:: Selected passage ::

The coal industry and conservative politicians say new carbon rules for coal-burning power plants will kill the industry, and they warn that without coal, extreme weather events, like last year's polar vortex, could leave people in the cold and dark. But how well does this argument hold up?
Working the energy market
It’s a cold day, the first this season Fred White is turning on the heat. He could fire up the gas, but today he’s using his wood furnace. He pours in a bag of wood pellets.
“This will last three or four days."
White says he installed a wood furnace five years ago, because gas prices were getting too high.
Now, he can work the energy market.
“If gas prices go way up, sorry East Ohio Gas, I’m buying pellets. If the price of gas goes down, sorry pellet dudes, I’m buying gas," he says.
Power supply 'tight' on below-zero days
When temperatures dip — in some places last year they were 30-degrees below average — homes, businesses, and industries all needed more power.
“On the worst day last January the grid was very tight on power supply," says Ray Dotter, a spokesman for PJM Interconnection. It runs the electric grid for 13 states, including Pennsylvania, Ohio, Michigan, and West Virginia.
There was record demand for power last January.
“We had a record amount of generation, of power plants, that were supposed to be available, but were not available, to operate," Dotter says.
PJM and other electric grid operators around the country are worried about rolling blackouts.
“We had coal piles that were frozen shut, conveyer belts to take the coal that wouldn’t move. And parts in the plants that didn’t work at all." — Jay Apt, director of Carnegie Mellon University's Electric Industry Center
So, why on the days of most need were power plants unable to run? Jay Apt directs Carnegie Mellon University's Electricity Industry Center. He says about half the natural gas power outages were caused by plants malfunctioning in the extreme cold.

:::

**What to work on:**
Answer these questions about the article on power supply during extreme cold:
(a) How long does Fred White say the bag of wood pellets he pours in will last?
(b) For how many states does PJM Interconnection run the electric grid?
(c) According to Jay Apt, about what share of the natural gas power outages were caused by plants malfunctioning in the extreme cold?

:: Excerpted records ::

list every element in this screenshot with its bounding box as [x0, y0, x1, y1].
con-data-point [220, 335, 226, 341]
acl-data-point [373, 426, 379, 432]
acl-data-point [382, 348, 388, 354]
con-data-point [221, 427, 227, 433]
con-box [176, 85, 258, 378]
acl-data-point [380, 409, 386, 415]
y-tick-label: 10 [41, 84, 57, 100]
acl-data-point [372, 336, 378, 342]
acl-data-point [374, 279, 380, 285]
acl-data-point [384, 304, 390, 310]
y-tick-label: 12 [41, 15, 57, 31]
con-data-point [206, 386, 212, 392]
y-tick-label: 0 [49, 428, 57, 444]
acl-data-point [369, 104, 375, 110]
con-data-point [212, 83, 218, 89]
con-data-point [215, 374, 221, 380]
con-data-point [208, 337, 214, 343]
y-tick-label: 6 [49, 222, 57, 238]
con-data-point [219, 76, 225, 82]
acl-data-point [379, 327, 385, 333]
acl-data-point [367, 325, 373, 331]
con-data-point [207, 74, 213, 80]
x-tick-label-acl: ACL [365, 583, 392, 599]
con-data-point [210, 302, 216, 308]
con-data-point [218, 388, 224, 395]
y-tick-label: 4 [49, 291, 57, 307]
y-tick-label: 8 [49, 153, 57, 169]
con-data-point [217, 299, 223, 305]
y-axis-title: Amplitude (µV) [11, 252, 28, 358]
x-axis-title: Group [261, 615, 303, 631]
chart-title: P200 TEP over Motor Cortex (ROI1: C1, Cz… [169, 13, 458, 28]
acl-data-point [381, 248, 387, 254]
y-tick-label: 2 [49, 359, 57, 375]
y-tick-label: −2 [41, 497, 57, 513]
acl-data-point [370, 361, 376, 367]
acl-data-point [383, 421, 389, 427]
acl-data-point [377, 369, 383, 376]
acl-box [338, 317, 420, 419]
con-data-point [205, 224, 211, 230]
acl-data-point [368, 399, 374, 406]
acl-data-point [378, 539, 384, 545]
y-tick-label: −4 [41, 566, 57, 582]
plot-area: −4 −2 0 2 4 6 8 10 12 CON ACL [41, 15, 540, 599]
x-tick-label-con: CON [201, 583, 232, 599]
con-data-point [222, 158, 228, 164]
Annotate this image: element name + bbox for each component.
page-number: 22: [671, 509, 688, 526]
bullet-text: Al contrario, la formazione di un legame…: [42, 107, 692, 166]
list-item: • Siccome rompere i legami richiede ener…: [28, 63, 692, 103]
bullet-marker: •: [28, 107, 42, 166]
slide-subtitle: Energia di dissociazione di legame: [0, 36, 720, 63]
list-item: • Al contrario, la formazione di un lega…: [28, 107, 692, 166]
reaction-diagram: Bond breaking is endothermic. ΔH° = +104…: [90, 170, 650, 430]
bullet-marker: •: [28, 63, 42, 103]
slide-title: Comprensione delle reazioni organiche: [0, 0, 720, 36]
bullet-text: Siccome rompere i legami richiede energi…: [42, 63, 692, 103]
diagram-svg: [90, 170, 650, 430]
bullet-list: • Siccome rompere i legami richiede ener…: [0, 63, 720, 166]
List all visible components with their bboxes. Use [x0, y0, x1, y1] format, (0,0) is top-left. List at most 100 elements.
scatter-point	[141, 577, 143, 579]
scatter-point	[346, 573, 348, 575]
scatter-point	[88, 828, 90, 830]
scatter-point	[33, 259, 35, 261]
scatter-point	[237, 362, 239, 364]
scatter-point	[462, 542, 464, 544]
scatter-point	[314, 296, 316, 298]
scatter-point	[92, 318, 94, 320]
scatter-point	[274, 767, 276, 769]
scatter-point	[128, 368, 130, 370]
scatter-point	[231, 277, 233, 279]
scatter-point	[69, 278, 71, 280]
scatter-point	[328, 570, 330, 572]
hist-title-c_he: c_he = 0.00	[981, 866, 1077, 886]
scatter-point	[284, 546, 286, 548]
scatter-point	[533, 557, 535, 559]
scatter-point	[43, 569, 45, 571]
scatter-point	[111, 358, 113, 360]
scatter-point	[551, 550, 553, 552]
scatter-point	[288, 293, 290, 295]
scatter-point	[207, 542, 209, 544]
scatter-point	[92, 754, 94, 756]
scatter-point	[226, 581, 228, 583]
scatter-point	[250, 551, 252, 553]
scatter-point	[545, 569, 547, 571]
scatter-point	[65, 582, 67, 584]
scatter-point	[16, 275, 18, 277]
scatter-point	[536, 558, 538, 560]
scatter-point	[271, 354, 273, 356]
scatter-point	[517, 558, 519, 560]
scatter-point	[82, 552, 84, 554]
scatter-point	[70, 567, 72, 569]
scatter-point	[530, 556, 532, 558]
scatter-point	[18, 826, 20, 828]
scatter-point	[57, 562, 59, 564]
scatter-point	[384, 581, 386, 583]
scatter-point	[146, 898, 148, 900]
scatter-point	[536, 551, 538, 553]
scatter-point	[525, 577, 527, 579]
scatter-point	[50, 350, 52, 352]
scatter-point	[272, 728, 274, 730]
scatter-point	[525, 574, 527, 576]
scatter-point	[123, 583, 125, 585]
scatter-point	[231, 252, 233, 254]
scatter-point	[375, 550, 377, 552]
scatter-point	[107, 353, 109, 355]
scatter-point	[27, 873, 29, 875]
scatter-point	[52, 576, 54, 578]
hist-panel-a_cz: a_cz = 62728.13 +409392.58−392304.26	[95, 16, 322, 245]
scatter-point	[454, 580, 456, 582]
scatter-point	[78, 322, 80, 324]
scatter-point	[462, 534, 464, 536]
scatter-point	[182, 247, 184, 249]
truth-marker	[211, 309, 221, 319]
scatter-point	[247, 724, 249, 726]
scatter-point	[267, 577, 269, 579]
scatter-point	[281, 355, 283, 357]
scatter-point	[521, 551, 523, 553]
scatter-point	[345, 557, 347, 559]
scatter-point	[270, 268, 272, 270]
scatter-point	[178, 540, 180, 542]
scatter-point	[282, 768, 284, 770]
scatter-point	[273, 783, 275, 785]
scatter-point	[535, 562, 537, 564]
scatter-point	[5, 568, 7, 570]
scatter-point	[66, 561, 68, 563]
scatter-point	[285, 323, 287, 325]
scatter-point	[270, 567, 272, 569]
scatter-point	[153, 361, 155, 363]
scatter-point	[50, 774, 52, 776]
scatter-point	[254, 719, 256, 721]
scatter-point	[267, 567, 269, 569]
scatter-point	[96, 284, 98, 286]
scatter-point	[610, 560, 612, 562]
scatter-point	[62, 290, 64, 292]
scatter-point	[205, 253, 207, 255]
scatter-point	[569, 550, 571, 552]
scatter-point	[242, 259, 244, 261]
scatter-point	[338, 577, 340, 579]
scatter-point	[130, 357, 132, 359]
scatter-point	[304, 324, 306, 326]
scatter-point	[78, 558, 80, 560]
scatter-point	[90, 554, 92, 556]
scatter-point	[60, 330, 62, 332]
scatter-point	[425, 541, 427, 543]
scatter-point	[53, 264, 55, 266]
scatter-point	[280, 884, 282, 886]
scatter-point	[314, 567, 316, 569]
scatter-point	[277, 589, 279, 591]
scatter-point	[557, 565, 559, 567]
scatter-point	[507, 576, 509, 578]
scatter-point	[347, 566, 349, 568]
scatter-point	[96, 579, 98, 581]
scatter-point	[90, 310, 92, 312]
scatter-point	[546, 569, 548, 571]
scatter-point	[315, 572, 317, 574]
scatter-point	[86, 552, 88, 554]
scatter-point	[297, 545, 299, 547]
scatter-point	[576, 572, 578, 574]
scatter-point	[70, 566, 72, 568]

:::

**Completed task:**
(a) Three or four days.
(b) 13 states.
(c) About half.